● **TASK OBJECTIVE**: Copy out the final stretch of the listing: the line that contains "Transcribe the text in this document." and all lines after it, exactly as they appear.

Collected data

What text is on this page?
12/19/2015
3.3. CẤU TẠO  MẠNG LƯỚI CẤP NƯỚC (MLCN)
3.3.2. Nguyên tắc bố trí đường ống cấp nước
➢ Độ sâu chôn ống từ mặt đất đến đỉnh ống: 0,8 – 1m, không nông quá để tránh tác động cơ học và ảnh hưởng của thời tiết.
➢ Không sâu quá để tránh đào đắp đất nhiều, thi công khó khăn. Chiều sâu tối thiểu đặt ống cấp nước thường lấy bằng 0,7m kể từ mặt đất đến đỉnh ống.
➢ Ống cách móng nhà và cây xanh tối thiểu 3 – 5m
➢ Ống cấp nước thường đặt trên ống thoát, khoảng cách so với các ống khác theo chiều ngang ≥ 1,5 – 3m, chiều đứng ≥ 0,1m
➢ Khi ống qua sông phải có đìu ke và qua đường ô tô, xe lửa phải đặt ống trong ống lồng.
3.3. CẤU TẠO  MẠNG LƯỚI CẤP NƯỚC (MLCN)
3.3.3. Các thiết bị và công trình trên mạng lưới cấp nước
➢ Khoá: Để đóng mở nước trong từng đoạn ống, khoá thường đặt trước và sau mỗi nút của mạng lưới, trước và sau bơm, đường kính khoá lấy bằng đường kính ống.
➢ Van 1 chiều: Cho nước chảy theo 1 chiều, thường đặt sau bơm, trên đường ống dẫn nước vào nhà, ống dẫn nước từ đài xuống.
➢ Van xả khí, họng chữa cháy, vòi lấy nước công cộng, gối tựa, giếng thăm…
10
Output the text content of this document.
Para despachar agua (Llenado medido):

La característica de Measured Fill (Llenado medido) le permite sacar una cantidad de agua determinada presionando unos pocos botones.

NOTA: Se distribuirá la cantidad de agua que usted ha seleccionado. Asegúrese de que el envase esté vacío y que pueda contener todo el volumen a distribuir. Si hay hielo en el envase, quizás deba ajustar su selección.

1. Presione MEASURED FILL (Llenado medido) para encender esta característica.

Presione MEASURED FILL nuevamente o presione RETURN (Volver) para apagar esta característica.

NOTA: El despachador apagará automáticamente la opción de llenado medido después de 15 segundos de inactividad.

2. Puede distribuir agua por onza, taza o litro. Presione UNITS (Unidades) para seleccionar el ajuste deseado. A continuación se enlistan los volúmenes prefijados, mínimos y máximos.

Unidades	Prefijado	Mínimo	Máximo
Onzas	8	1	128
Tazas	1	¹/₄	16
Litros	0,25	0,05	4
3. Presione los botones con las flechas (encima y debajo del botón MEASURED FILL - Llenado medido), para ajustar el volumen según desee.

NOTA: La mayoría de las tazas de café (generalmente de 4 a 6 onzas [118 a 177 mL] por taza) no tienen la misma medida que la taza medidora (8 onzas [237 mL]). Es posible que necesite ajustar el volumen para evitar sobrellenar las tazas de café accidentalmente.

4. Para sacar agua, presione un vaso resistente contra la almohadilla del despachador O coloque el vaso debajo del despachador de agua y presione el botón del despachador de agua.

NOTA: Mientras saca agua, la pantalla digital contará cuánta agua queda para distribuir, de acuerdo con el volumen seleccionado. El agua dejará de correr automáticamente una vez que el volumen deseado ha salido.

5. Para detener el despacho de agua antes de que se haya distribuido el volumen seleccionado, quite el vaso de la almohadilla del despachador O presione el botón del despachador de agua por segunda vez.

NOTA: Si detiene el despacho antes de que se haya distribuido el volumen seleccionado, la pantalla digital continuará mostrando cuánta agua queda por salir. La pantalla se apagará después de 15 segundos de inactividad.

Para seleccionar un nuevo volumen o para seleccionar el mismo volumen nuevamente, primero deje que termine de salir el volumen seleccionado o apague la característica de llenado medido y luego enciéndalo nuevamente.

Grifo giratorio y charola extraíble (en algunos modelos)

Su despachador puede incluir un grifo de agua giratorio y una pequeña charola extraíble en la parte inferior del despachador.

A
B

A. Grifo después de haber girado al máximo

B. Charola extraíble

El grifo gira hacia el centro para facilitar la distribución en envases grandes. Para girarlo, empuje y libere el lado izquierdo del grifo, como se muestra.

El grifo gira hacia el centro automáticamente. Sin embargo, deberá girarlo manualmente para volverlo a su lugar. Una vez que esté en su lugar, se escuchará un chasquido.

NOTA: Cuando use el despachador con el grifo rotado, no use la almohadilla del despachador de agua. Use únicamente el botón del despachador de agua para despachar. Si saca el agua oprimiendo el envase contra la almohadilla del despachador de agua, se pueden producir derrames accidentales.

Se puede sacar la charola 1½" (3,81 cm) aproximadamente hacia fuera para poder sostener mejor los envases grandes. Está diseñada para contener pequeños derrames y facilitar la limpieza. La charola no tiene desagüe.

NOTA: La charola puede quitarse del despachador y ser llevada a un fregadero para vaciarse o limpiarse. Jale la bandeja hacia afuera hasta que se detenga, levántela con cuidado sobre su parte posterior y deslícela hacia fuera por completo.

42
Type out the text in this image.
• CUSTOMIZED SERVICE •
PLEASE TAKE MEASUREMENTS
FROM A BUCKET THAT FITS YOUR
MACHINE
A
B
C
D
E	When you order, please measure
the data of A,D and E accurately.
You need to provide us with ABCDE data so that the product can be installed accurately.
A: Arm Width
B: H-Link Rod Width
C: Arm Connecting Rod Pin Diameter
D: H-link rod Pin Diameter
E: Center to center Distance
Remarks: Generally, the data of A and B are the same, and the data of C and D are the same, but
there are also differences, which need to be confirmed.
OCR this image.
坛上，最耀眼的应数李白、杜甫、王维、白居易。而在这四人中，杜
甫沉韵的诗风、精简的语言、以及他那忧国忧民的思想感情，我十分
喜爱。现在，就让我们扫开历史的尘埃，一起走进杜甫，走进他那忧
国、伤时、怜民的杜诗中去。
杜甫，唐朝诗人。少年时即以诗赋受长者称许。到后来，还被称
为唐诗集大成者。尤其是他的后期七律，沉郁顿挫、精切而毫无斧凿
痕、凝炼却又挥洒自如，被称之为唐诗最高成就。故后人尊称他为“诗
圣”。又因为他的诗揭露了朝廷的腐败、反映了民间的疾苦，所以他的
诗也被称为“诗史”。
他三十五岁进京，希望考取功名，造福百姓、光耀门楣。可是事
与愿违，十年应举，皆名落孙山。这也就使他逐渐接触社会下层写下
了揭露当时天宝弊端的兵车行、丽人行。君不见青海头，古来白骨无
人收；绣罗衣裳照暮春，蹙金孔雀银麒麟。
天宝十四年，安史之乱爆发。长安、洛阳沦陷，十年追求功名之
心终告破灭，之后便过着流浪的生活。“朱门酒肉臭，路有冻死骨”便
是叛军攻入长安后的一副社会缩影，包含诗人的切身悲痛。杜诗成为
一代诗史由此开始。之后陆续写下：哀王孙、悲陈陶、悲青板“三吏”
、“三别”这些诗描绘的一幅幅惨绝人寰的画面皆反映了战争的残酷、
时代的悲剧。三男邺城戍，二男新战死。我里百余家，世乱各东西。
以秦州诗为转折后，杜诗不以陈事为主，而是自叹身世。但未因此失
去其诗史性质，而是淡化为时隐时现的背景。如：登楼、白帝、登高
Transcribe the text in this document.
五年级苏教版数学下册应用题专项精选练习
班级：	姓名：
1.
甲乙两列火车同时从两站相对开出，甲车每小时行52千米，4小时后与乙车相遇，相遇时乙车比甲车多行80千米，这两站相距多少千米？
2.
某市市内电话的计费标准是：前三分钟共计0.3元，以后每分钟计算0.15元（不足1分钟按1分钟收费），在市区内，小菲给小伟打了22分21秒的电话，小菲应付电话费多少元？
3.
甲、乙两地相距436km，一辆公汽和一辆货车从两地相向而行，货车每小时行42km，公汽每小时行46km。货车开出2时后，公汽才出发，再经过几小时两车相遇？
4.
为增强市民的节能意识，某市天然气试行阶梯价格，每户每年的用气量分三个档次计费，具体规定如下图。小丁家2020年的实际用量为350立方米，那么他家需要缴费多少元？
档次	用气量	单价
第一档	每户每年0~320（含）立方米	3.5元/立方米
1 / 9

● **RESPONSE TO THE TASK**:
Transcribe the text in this document.
五年级苏教版数学下册应用题专项精选练习
班级：	姓名：
1.
甲乙两列火车同时从两站相对开出，甲车每小时行52千米，4小时后与乙车相遇，相遇时乙车比甲车多行80千米，这两站相距多少千米？
2.
某市市内电话的计费标准是：前三分钟共计0.3元，以后每分钟计算0.15元（不足1分钟按1分钟收费），在市区内，小菲给小伟打了22分21秒的电话，小菲应付电话费多少元？
3.
甲、乙两地相距436km，一辆公汽和一辆货车从两地相向而行，货车每小时行42km，公汽每小时行46km。货车开出2时后，公汽才出发，再经过几小时两车相遇？
4.
为增强市民的节能意识，某市天然气试行阶梯价格，每户每年的用气量分三个档次计费，具体规定如下图。小丁家2020年的实际用量为350立方米，那么他家需要缴费多少元？
档次	用气量	单价
第一档	每户每年0~320（含）立方米	3.5元/立方米
1 / 9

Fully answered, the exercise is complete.